══ RAW DATA

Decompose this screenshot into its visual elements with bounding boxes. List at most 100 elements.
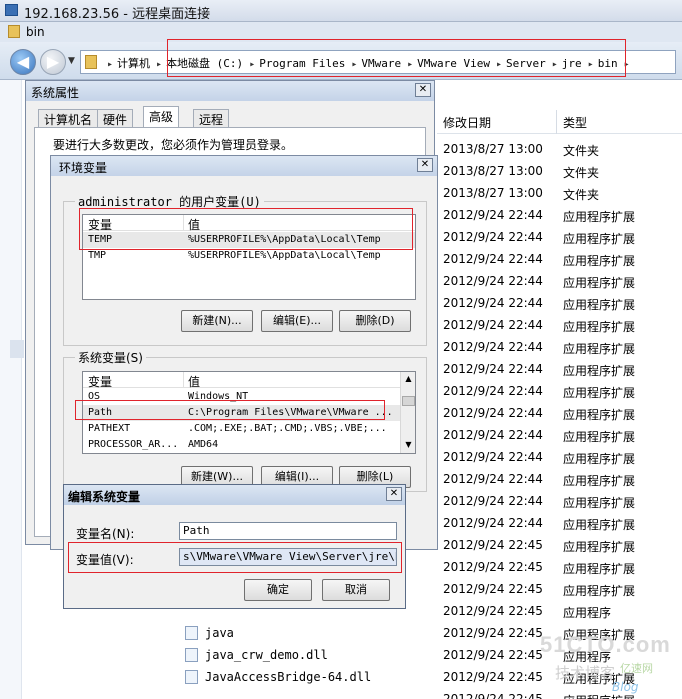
- file-type: 应用程序扩展: [563, 254, 636, 268]
- file-modified-date: 2012/9/24 22:44: [443, 406, 543, 420]
- file-type: 应用程序扩展: [563, 408, 636, 422]
- file-modified-date: 2013/8/27 13:00: [443, 164, 543, 178]
- breadcrumb-item[interactable]: 计算机: [117, 57, 150, 70]
- scrollbar[interactable]: ▲ ▼: [400, 372, 415, 453]
- breadcrumb-separator-icon[interactable]: ▸: [107, 59, 113, 70]
- variable-name: PROCESSOR_AR...: [88, 439, 179, 450]
- close-icon[interactable]: ✕: [417, 158, 433, 172]
- close-icon[interactable]: ✕: [386, 487, 402, 501]
- user-new-button[interactable]: 新建(N)...: [181, 310, 253, 332]
- file-type: 应用程序扩展: [563, 496, 636, 510]
- tab-computer-name[interactable]: 计算机名: [38, 109, 99, 127]
- admin-note: 要进行大多数更改，您必须作为管理员登录。: [53, 138, 294, 152]
- history-dropdown-icon[interactable]: ▼: [68, 56, 75, 66]
- table-row[interactable]: PROCESSOR_AR... AMD64: [83, 437, 401, 453]
- list-item[interactable]: JavaAccessBridge-64.dll: [165, 666, 437, 688]
- tab-hardware[interactable]: 硬件: [97, 109, 134, 127]
- rdp-title-bar: 192.168.23.56 - 远程桌面连接: [0, 0, 682, 22]
- table-row[interactable]: 2012/9/24 22:44 应用程序扩展: [437, 468, 682, 490]
- file-modified-date: 2012/9/24 22:44: [443, 472, 543, 486]
- table-row[interactable]: 2012/9/24 22:44 应用程序扩展: [437, 292, 682, 314]
- user-vars-highlight-box: [79, 208, 413, 250]
- table-row[interactable]: 2012/9/24 22:44 应用程序扩展: [437, 402, 682, 424]
- column-type[interactable]: 类型: [563, 114, 587, 131]
- file-modified-date: 2012/9/24 22:45: [443, 582, 543, 596]
- file-type: 应用程序扩展: [563, 474, 636, 488]
- table-row[interactable]: 2012/9/24 22:44 应用程序扩展: [437, 424, 682, 446]
- variable-name-field[interactable]: Path: [179, 522, 397, 540]
- table-row[interactable]: 2012/9/24 22:45应用程序扩展: [437, 578, 682, 600]
- file-modified-date: 2012/9/24 22:44: [443, 450, 543, 464]
- list-item[interactable]: java_crw_demo.dll: [165, 644, 437, 666]
- file-type: 文件夹: [563, 166, 600, 180]
- table-row[interactable]: 2012/9/24 22:44 应用程序扩展: [437, 270, 682, 292]
- explorer-title: bin: [26, 25, 45, 39]
- scroll-thumb[interactable]: [402, 396, 415, 406]
- value-highlight-box: [68, 542, 402, 573]
- table-row[interactable]: 2012/9/24 22:44 应用程序扩展: [437, 314, 682, 336]
- table-row[interactable]: 2012/9/24 22:45应用程序扩展: [437, 534, 682, 556]
- file-type: 应用程序扩展: [563, 430, 636, 444]
- table-row[interactable]: 2013/8/27 13:00 文件夹: [437, 138, 682, 160]
- table-row[interactable]: 2013/8/27 13:00 文件夹: [437, 160, 682, 182]
- forward-button[interactable]: ▶: [40, 49, 66, 75]
- table-row[interactable]: 2012/9/24 22:44 应用程序扩展: [437, 512, 682, 534]
- table-row[interactable]: 2013/8/27 13:00 文件夹: [437, 182, 682, 204]
- table-row[interactable]: TMP %USERPROFILE%\AppData\Local\Temp: [83, 248, 415, 264]
- cancel-button[interactable]: 取消: [322, 579, 390, 601]
- column-modified-date[interactable]: 修改日期: [443, 114, 491, 131]
- file-type: 应用程序扩展: [563, 276, 636, 290]
- back-button[interactable]: ◀: [10, 49, 36, 75]
- table-row[interactable]: 2012/9/24 22:45 应用程序: [437, 600, 682, 622]
- file-icon: [185, 648, 198, 662]
- scroll-down-icon[interactable]: ▼: [403, 440, 414, 449]
- file-modified-date: 2012/9/24 22:45: [443, 648, 543, 662]
- file-modified-date: 2012/9/24 22:44: [443, 318, 543, 332]
- column-variable[interactable]: 变量: [88, 373, 112, 390]
- variable-name: TMP: [88, 250, 107, 261]
- user-delete-button[interactable]: 删除(D): [339, 310, 411, 332]
- tab-advanced[interactable]: 高级: [143, 106, 180, 128]
- file-modified-date: 2012/9/24 22:45: [443, 560, 543, 574]
- table-row[interactable]: 2012/9/24 22:44 应用程序扩展: [437, 358, 682, 380]
- file-type: 应用程序扩展: [563, 320, 636, 334]
- ok-button[interactable]: 确定: [244, 579, 312, 601]
- folder-icon: [8, 25, 20, 38]
- scroll-up-icon[interactable]: ▲: [403, 374, 414, 383]
- variable-value: .COM;.EXE;.BAT;.CMD;.VBS;.VBE;...: [188, 423, 387, 434]
- file-type: 应用程序扩展: [563, 364, 636, 378]
- path-highlight-box: [75, 400, 385, 420]
- table-row[interactable]: 2012/9/24 22:44 应用程序扩展: [437, 446, 682, 468]
- table-row[interactable]: PATHEXT .COM;.EXE;.BAT;.CMD;.VBS;.VBE;..…: [83, 421, 401, 437]
- table-row[interactable]: 2012/9/24 22:45应用程序扩展: [437, 688, 682, 699]
- table-row[interactable]: 2012/9/24 22:44 应用程序扩展: [437, 248, 682, 270]
- table-row[interactable]: 2012/9/24 22:44 应用程序扩展: [437, 226, 682, 248]
- dialog-title-bar: 系统属性 ✕: [26, 81, 434, 101]
- close-icon[interactable]: ✕: [415, 83, 431, 97]
- table-row[interactable]: 2012/9/24 22:45应用程序扩展: [437, 556, 682, 578]
- table-row[interactable]: 2012/9/24 22:44 应用程序扩展: [437, 204, 682, 226]
- file-modified-date: 2012/9/24 22:44: [443, 384, 543, 398]
- variable-value: %USERPROFILE%\AppData\Local\Temp: [188, 250, 381, 261]
- file-list-header: 修改日期 类型: [437, 110, 682, 134]
- column-value[interactable]: 值: [188, 373, 200, 390]
- navigation-pane-item[interactable]: [10, 340, 24, 358]
- watermark-brand: 亿速网: [620, 662, 653, 675]
- table-row[interactable]: 2012/9/24 22:44 应用程序扩展: [437, 490, 682, 512]
- table-row[interactable]: 2012/9/24 22:44 应用程序扩展: [437, 380, 682, 402]
- file-type: 应用程序扩展: [563, 210, 636, 224]
- folder-icon: [85, 55, 97, 69]
- user-edit-button[interactable]: 编辑(E)...: [261, 310, 333, 332]
- file-name: java_crw_demo.dll: [205, 648, 328, 662]
- tab-remote[interactable]: 远程: [193, 109, 230, 127]
- file-modified-date: 2012/9/24 22:44: [443, 230, 543, 244]
- file-type: 应用程序扩展: [563, 386, 636, 400]
- table-row[interactable]: 2012/9/24 22:44 应用程序扩展: [437, 336, 682, 358]
- breadcrumb-separator-icon[interactable]: ▸: [156, 59, 162, 70]
- file-name: java: [205, 626, 234, 640]
- file-modified-date: 2012/9/24 22:44: [443, 296, 543, 310]
- dialog-title: 系统属性: [31, 86, 80, 100]
- list-item[interactable]: java: [165, 622, 437, 644]
- column-divider[interactable]: [556, 110, 557, 134]
- file-type: 应用程序扩展: [563, 298, 636, 312]
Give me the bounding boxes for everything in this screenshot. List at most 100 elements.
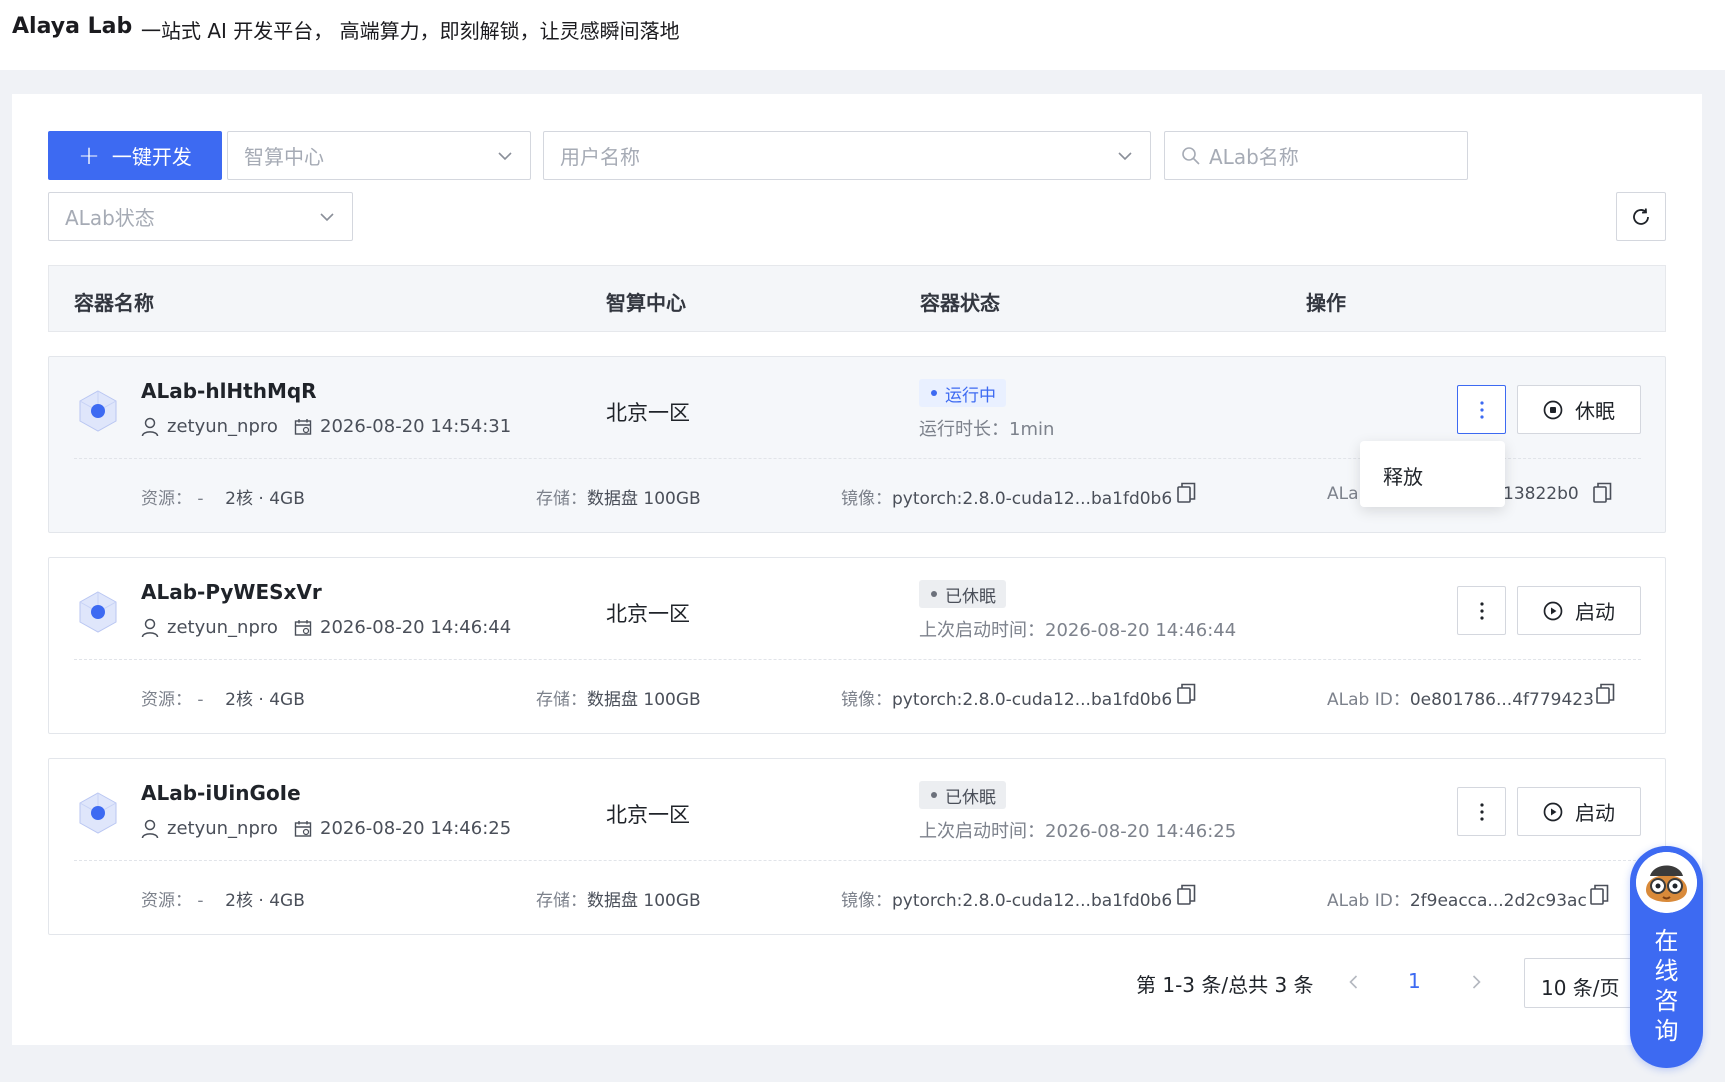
image-label: 镜像：	[841, 489, 892, 509]
copy-icon[interactable]	[1595, 682, 1617, 706]
more-actions-button[interactable]	[1457, 586, 1506, 635]
chevron-right-icon[interactable]	[1466, 972, 1486, 992]
more-actions-button[interactable]	[1457, 385, 1506, 434]
release-menu-item[interactable]: 释放	[1383, 461, 1505, 490]
create-alab-button[interactable]: + 一键开发	[48, 131, 222, 180]
container-name[interactable]: ALab-PyWESxVr	[141, 580, 322, 604]
resource-value: 2核 · 4GB	[225, 690, 305, 710]
status-detail-value: 2026-08-20 14:46:44	[1045, 620, 1237, 641]
container-created-time: 2026-08-20 14:46:25	[294, 818, 511, 839]
refresh-button[interactable]	[1616, 192, 1666, 241]
row-divider	[74, 659, 1641, 660]
compute-center-value: 北京一区	[606, 602, 690, 626]
alab-status-select[interactable]: ALab状态	[48, 192, 353, 241]
sleep-label: 休眠	[1575, 399, 1615, 423]
cube-icon	[79, 390, 117, 432]
play-circle-icon	[1543, 601, 1563, 620]
page-number[interactable]: 1	[1408, 969, 1421, 993]
alab-id-prefix: ALal	[1327, 484, 1364, 504]
user-name-select[interactable]: 用户名称	[543, 131, 1151, 180]
compute-center-placeholder: 智算中心	[244, 145, 324, 169]
online-consult-widget[interactable]: 在线咨询	[1630, 846, 1703, 1068]
resource-label: 资源：	[141, 891, 192, 911]
more-actions-button[interactable]	[1457, 787, 1506, 836]
user-name-text: zetyun_npro	[167, 617, 278, 638]
storage-value: 数据盘 100GB	[587, 891, 701, 911]
status-dot	[931, 792, 937, 798]
more-vertical-icon	[1479, 601, 1484, 620]
image-value: pytorch:2.8.0-cuda12...ba1fd0b6	[892, 891, 1173, 911]
copy-icon[interactable]	[1589, 883, 1611, 907]
container-name[interactable]: ALab-iUinGoIe	[141, 781, 301, 805]
chevron-left-icon[interactable]	[1344, 972, 1364, 992]
column-header-actions: 操作	[1306, 291, 1346, 315]
image-label: 镜像：	[841, 690, 892, 710]
resource-dash: -	[197, 489, 204, 509]
alab-id-label: ALab ID：	[1327, 891, 1410, 911]
table-row[interactable]: ALab-PyWESxVr zetyun_npro 2026-08-20 14:…	[48, 557, 1666, 734]
image-value: pytorch:2.8.0-cuda12...ba1fd0b6	[892, 489, 1173, 509]
pagination-summary: 第 1-3 条/总共 3 条	[1136, 973, 1314, 997]
page-size-select[interactable]: 10 条/页	[1524, 958, 1642, 1008]
start-label: 启动	[1575, 600, 1615, 624]
column-header-status: 容器状态	[920, 291, 1000, 315]
container-user: zetyun_npro	[141, 416, 278, 437]
copy-icon[interactable]	[1176, 481, 1198, 505]
create-alab-label: 一键开发	[111, 145, 192, 169]
status-detail: 上次启动时间：2026-08-20 14:46:44	[919, 616, 1236, 642]
resource-info: 资源： - 2核 · 4GB	[141, 685, 305, 710]
image-value: pytorch:2.8.0-cuda12...ba1fd0b6	[892, 690, 1173, 710]
start-button[interactable]: 启动	[1517, 787, 1641, 836]
table-row[interactable]: ALab-iUinGoIe zetyun_npro 2026-08-20 14:…	[48, 758, 1666, 935]
alab-name-placeholder: ALab名称	[1209, 145, 1299, 169]
brand-logo[interactable]: Alaya Lab	[12, 14, 132, 39]
cube-icon	[79, 792, 117, 834]
tagline: 一站式 AI 开发平台， 高端算力，即刻解锁，让灵感瞬间落地	[141, 19, 680, 43]
start-button[interactable]: 启动	[1517, 586, 1641, 635]
container-created-time: 2026-08-20 14:46:44	[294, 617, 511, 638]
status-detail: 运行时长：1min	[919, 415, 1054, 441]
resource-dash: -	[197, 891, 204, 911]
status-detail-label: 运行时长：	[919, 419, 1009, 440]
image-info: 镜像：pytorch:2.8.0-cuda12...ba1fd0b6	[841, 685, 1172, 710]
storage-label: 存储：	[536, 891, 587, 911]
more-actions-menu: 释放	[1360, 441, 1505, 507]
compute-center-select[interactable]: 智算中心	[227, 131, 531, 180]
user-name-placeholder: 用户名称	[560, 145, 640, 169]
calendar-icon	[294, 820, 312, 837]
stop-circle-icon	[1543, 400, 1563, 419]
top-bar: Alaya Lab 一站式 AI 开发平台， 高端算力，即刻解锁，让灵感瞬间落地	[0, 0, 1725, 70]
more-vertical-icon	[1479, 802, 1484, 821]
more-vertical-icon	[1479, 400, 1484, 419]
alab-status-placeholder: ALab状态	[65, 206, 155, 230]
copy-icon[interactable]	[1176, 883, 1198, 907]
compute-center-value: 北京一区	[606, 803, 690, 827]
alab-id-info: ALab ID：0e801786...4f779423	[1327, 685, 1594, 710]
chevron-down-icon	[320, 213, 334, 222]
alab-id-info: ALal	[1327, 484, 1363, 504]
resource-value: 2核 · 4GB	[225, 489, 305, 509]
alab-id-value: 0e801786...4f779423	[1409, 690, 1594, 710]
copy-icon[interactable]	[1592, 481, 1614, 505]
container-name[interactable]: ALab-hlHthMqR	[141, 379, 317, 403]
alab-id-info: ALab ID：2f9eacca...2d2c93ac	[1327, 886, 1587, 911]
created-time-text: 2026-08-20 14:54:31	[320, 416, 512, 437]
start-label: 启动	[1575, 801, 1615, 825]
created-time-text: 2026-08-20 14:46:25	[320, 818, 512, 839]
storage-info: 存储：数据盘 100GB	[536, 886, 701, 911]
resource-label: 资源：	[141, 690, 192, 710]
table-header: 容器名称 智算中心 容器状态 操作	[48, 265, 1666, 332]
status-detail-label: 上次启动时间：	[919, 620, 1045, 641]
calendar-icon	[294, 418, 312, 435]
alab-id-label: ALab ID：	[1327, 690, 1410, 710]
status-detail-value: 2026-08-20 14:46:25	[1045, 821, 1237, 842]
status-dot	[931, 390, 937, 396]
storage-info: 存储：数据盘 100GB	[536, 685, 701, 710]
container-user: zetyun_npro	[141, 617, 278, 638]
alab-name-search[interactable]: ALab名称	[1164, 131, 1468, 180]
resource-value: 2核 · 4GB	[225, 891, 305, 911]
sleep-button[interactable]: 休眠	[1517, 385, 1641, 434]
cube-icon	[79, 591, 117, 633]
copy-icon[interactable]	[1176, 682, 1198, 706]
status-badge: 已休眠	[919, 781, 1006, 809]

════

Starting at the line that has "489, 892, 509]" and ending after the line that has "602, 690, 626]", write out those lines again with "more-actions-button" changed to "overflow-menu-button" and everything else left the same.

image-label: 镜像：	[841, 489, 892, 509]
copy-icon[interactable]	[1595, 682, 1617, 706]
overflow-menu-button[interactable]	[1457, 586, 1506, 635]
chevron-right-icon[interactable]	[1466, 972, 1486, 992]
overflow-menu-button[interactable]	[1457, 385, 1506, 434]
release-menu-item[interactable]: 释放	[1383, 461, 1505, 490]
create-alab-button[interactable]: + 一键开发	[48, 131, 222, 180]
container-name[interactable]: ALab-PyWESxVr	[141, 580, 322, 604]
resource-value: 2核 · 4GB	[225, 690, 305, 710]
status-detail-value: 2026-08-20 14:46:44	[1045, 620, 1237, 641]
container-created-time: 2026-08-20 14:46:25	[294, 818, 511, 839]
refresh-button[interactable]	[1616, 192, 1666, 241]
row-divider	[74, 659, 1641, 660]
compute-center-value: 北京一区	[606, 602, 690, 626]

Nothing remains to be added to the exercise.